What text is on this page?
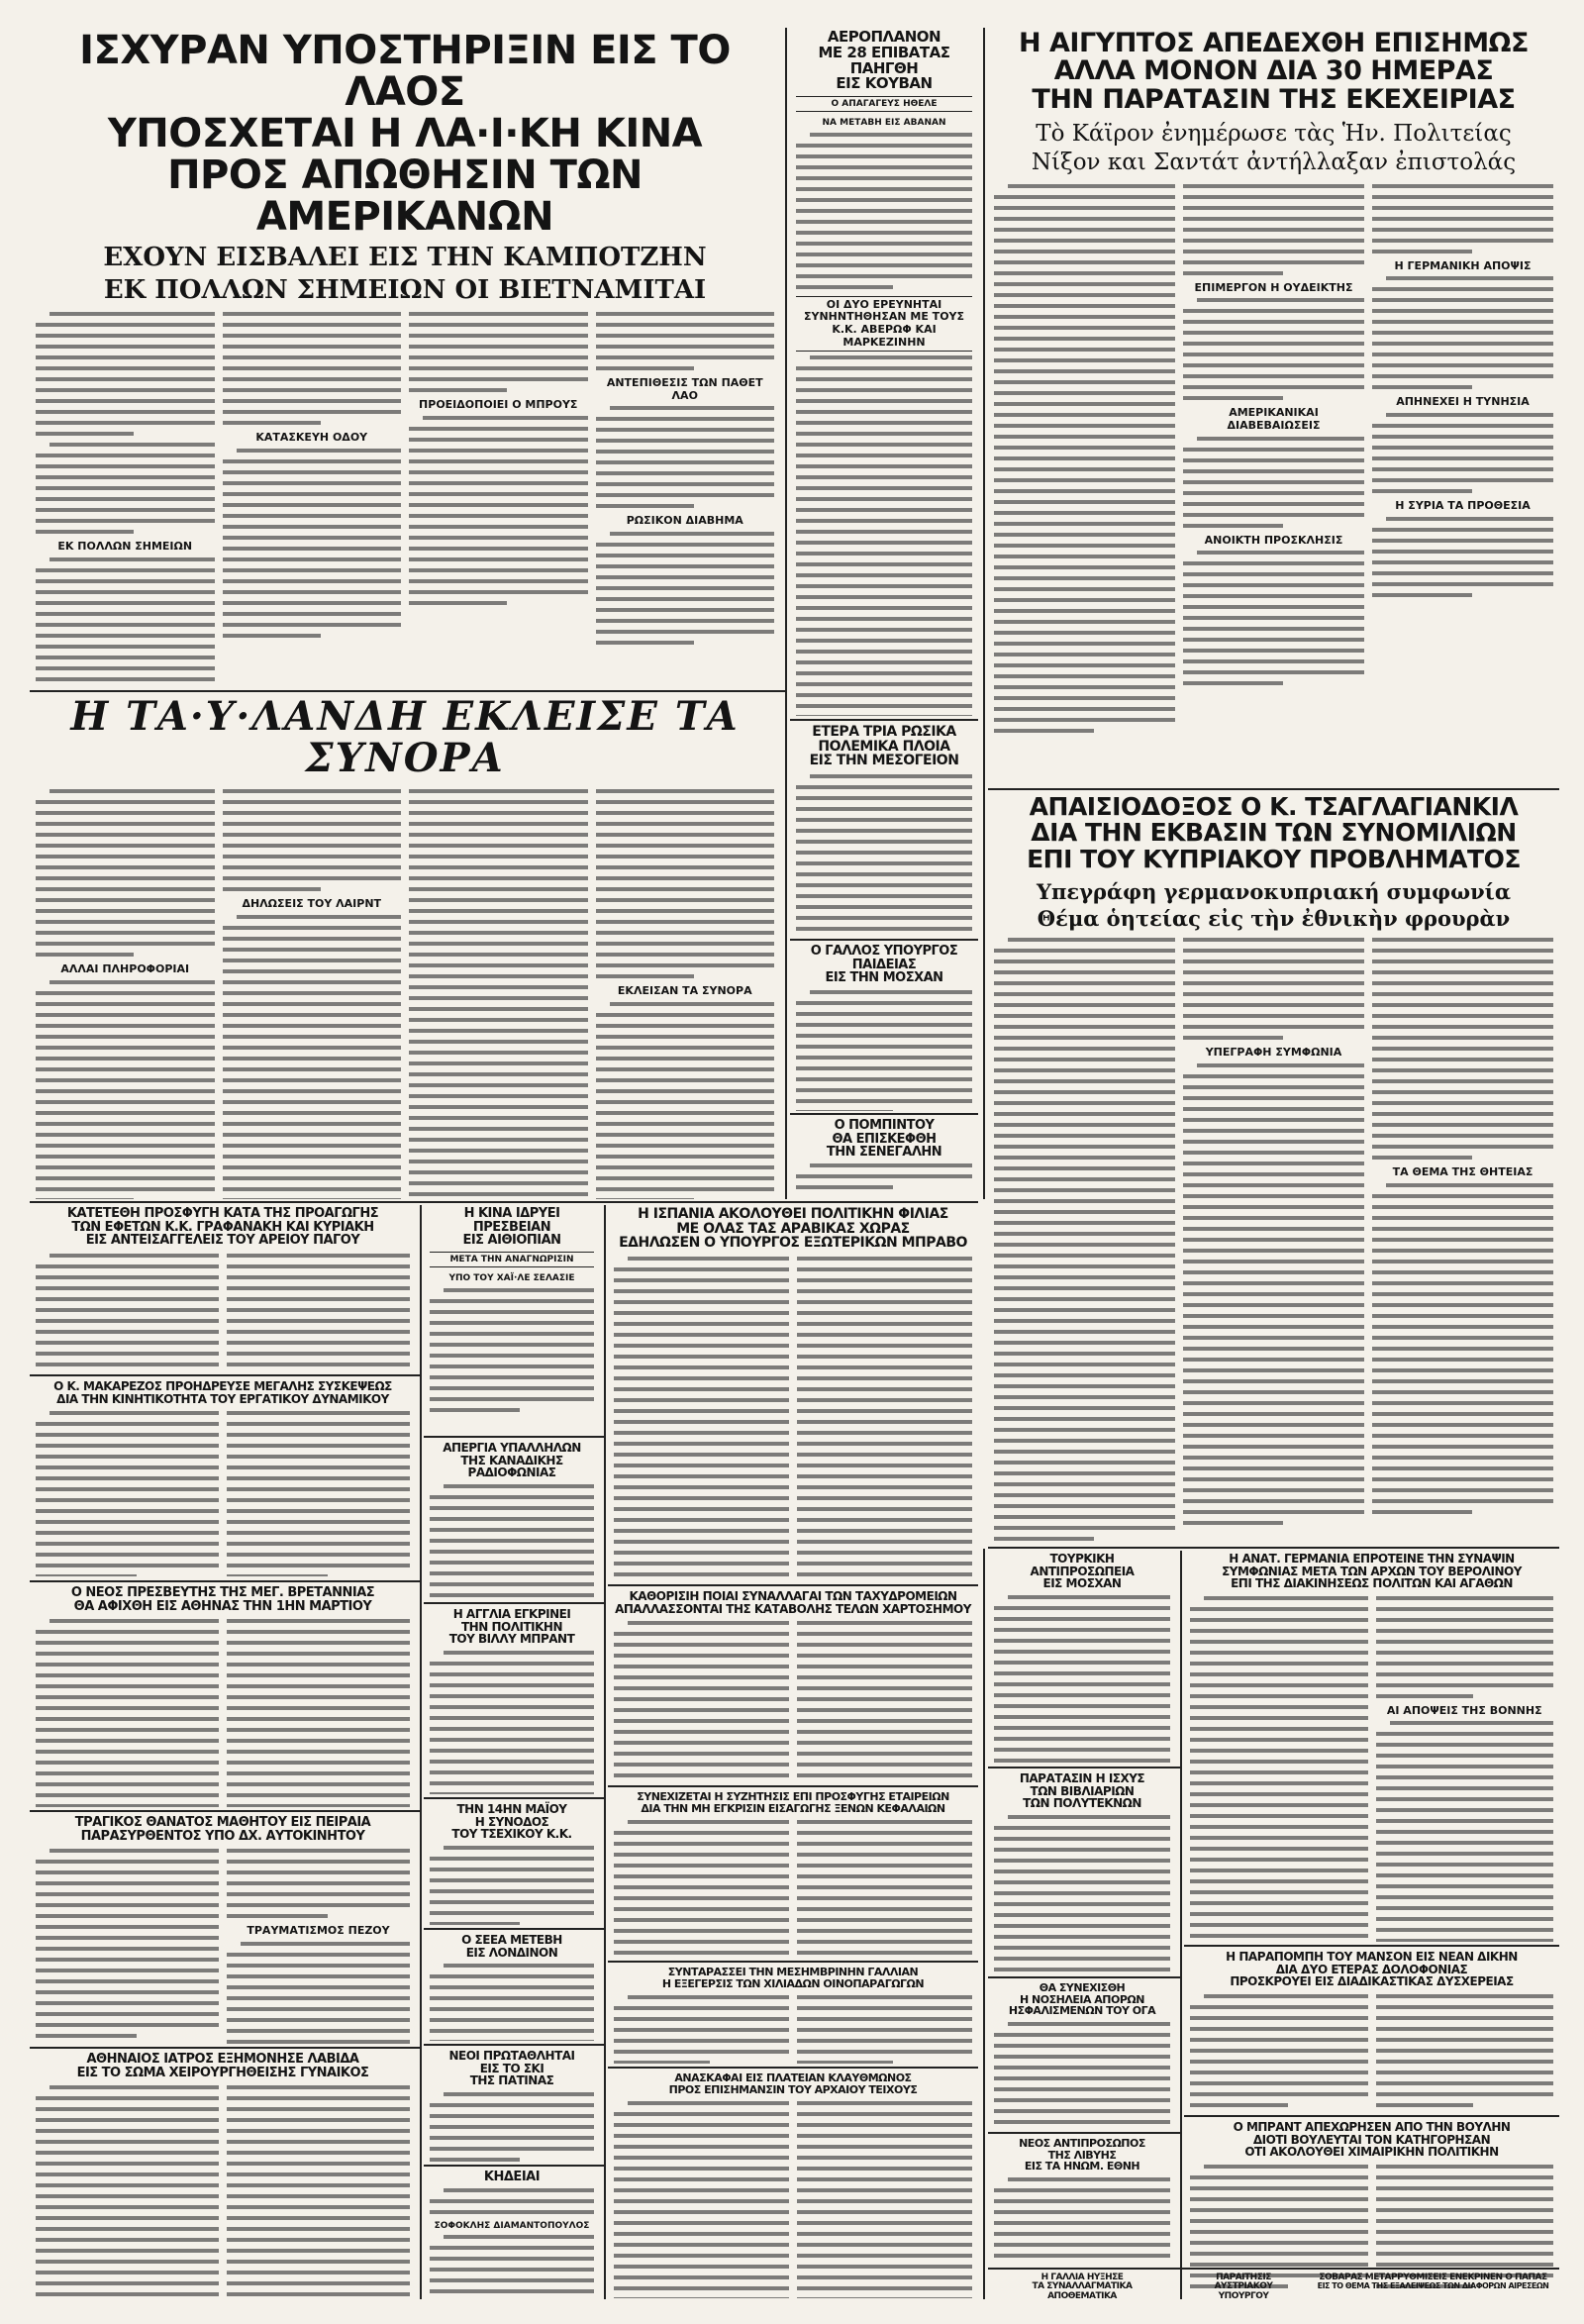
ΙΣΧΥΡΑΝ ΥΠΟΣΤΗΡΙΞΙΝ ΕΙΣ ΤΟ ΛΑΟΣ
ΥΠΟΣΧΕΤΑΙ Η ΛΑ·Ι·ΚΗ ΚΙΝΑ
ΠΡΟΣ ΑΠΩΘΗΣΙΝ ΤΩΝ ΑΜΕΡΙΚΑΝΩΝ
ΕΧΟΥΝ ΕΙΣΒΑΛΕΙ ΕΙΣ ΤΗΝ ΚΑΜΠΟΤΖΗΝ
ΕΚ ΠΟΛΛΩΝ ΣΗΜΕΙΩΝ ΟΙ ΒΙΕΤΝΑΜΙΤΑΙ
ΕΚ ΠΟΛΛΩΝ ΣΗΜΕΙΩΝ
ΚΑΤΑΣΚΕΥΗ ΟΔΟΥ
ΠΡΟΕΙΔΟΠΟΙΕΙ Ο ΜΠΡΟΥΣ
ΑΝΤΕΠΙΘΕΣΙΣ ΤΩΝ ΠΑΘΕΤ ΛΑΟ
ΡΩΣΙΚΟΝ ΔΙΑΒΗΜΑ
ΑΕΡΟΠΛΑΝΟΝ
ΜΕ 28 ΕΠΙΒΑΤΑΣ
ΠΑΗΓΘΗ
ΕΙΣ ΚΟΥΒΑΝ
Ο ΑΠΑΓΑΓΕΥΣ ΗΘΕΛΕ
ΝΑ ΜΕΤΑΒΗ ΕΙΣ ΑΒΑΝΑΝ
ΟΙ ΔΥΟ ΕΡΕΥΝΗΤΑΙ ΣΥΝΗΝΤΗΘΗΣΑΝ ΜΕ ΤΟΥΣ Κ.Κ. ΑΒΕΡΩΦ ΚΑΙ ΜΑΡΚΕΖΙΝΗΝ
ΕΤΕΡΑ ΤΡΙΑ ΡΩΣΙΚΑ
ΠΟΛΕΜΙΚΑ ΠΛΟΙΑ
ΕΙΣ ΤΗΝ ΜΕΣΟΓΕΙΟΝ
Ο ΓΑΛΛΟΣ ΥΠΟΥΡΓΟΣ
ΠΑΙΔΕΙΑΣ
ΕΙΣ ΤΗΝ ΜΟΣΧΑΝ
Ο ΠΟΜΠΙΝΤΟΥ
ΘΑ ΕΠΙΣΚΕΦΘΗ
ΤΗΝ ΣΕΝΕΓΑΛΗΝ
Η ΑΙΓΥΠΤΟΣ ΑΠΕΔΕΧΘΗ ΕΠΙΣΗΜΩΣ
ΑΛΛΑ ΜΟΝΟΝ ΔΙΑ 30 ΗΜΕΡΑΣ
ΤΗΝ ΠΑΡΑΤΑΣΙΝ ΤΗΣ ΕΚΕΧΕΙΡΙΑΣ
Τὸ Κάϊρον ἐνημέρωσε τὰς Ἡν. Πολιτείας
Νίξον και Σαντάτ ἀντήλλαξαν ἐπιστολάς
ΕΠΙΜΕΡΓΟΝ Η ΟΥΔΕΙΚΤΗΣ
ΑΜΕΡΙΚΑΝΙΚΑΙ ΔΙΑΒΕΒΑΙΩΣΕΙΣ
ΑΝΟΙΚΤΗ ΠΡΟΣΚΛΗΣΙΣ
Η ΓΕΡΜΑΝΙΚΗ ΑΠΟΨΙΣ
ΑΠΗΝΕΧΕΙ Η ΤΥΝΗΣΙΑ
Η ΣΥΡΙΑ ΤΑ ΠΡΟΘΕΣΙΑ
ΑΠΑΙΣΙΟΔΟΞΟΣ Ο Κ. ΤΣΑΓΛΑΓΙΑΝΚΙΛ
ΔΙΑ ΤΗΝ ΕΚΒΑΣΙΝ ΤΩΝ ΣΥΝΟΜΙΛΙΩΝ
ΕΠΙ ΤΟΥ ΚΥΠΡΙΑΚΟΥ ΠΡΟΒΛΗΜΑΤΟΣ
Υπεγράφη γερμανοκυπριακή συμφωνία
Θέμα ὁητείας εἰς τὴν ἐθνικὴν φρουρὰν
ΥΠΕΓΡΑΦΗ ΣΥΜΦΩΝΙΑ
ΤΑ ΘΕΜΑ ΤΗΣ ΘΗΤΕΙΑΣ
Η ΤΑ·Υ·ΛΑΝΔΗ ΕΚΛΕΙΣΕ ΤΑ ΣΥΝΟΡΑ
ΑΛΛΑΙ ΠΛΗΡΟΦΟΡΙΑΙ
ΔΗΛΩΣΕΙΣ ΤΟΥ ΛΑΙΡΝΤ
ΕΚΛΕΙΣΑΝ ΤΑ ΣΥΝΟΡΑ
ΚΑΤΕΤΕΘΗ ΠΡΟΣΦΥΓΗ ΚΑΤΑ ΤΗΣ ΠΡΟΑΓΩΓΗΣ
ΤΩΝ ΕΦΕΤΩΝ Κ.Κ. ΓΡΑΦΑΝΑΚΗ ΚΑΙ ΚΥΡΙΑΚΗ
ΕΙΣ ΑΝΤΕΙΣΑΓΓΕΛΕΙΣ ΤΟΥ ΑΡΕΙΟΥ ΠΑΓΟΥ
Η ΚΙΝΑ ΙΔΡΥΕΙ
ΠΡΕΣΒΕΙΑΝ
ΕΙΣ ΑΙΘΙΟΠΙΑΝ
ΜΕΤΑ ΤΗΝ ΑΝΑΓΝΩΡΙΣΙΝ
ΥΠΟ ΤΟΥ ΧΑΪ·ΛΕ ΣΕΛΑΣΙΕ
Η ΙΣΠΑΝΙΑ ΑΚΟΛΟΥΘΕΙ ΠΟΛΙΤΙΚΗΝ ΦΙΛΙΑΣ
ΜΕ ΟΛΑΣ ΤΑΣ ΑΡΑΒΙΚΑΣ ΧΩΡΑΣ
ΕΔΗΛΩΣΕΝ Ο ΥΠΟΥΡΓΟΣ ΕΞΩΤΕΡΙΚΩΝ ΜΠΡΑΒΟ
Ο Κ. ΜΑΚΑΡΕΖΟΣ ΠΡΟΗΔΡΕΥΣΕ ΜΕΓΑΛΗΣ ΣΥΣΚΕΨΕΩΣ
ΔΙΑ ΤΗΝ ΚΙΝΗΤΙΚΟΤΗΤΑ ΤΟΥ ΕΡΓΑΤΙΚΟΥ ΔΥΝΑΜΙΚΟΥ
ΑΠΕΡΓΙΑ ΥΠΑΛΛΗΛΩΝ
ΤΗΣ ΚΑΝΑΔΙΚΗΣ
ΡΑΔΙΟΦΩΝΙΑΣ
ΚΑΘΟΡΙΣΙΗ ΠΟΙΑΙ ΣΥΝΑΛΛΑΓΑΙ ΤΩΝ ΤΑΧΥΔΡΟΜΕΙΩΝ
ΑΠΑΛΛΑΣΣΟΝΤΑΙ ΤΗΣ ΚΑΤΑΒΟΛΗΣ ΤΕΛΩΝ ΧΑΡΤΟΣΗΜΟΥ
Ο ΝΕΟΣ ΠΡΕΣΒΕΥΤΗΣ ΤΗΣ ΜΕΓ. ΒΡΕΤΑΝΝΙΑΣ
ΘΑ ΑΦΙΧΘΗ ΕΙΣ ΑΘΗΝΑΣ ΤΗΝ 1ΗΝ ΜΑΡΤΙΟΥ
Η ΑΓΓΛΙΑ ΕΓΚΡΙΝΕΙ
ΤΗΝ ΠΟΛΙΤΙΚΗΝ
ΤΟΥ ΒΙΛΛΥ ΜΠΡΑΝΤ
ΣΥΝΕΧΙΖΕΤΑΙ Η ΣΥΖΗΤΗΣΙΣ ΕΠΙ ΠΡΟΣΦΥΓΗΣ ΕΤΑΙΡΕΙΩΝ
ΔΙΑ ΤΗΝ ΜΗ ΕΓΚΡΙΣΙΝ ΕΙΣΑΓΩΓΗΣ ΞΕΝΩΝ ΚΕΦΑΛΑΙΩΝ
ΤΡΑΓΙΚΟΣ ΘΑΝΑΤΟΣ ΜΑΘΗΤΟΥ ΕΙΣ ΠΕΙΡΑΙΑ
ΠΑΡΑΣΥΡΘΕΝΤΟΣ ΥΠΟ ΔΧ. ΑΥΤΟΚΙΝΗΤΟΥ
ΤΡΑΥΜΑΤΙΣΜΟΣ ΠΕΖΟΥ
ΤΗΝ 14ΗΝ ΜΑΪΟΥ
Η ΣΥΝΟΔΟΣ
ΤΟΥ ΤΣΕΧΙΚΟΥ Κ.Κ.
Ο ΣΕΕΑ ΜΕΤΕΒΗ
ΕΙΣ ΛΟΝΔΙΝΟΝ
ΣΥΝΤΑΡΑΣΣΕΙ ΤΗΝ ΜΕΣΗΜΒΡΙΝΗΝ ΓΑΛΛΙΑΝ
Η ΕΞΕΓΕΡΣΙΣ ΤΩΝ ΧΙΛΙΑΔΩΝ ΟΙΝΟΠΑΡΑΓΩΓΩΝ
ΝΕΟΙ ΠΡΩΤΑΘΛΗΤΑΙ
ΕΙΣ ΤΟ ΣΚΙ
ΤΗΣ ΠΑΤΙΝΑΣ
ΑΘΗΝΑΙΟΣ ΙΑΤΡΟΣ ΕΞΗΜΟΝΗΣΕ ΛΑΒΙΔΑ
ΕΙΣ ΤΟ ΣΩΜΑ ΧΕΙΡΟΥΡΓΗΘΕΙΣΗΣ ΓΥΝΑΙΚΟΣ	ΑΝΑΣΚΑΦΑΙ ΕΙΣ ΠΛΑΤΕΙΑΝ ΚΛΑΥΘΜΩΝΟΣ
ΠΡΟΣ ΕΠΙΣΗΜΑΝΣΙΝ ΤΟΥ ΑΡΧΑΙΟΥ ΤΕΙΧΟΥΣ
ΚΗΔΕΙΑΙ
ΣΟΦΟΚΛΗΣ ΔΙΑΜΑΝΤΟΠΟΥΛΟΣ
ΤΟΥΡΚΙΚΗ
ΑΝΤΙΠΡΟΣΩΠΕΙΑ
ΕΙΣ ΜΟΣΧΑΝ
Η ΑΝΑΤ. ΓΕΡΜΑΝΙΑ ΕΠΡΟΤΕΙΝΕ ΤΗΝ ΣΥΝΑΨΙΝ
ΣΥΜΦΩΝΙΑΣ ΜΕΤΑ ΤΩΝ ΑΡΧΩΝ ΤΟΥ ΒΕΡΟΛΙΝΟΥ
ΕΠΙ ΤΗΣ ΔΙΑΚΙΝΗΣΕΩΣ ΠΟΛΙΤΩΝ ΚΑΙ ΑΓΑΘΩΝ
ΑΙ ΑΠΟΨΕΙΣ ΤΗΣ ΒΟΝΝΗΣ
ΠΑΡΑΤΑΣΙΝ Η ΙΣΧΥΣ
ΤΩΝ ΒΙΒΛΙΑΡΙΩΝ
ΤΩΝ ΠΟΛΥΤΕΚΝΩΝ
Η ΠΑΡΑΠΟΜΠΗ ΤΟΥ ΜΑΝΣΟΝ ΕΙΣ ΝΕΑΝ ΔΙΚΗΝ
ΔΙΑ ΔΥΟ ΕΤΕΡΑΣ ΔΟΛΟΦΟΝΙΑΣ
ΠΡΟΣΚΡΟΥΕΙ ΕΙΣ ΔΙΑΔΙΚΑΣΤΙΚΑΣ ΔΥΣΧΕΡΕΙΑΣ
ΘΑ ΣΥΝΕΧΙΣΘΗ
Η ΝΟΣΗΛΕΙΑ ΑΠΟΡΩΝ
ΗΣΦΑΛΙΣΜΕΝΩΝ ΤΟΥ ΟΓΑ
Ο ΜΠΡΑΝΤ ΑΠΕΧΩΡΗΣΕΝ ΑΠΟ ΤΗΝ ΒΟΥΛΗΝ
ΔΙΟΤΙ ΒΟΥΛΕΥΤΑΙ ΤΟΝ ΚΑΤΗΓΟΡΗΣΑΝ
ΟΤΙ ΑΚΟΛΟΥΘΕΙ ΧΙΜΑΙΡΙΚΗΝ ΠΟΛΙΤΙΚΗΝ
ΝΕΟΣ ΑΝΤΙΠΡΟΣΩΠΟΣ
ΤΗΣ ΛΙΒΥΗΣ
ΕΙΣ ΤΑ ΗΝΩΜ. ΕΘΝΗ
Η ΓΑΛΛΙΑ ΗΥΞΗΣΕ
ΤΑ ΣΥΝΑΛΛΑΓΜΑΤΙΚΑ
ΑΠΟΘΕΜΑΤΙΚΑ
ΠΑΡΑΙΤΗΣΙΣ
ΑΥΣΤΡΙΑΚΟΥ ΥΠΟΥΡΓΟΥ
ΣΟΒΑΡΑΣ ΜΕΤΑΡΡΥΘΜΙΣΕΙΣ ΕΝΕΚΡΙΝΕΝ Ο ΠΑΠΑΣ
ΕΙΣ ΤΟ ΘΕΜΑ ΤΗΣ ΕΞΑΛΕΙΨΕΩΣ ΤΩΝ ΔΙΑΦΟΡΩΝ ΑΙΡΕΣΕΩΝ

#### Request:
Search the entries for the word "ΣΗΜΕΙΩΝ", then gather every line that has it.

#### Problem solution:
ΕΚ ΠΟΛΛΩΝ ΣΗΜΕΙΩΝ ΟΙ ΒΙΕΤΝΑΜΙΤΑΙ
ΕΚ ΠΟΛΛΩΝ ΣΗΜΕΙΩΝ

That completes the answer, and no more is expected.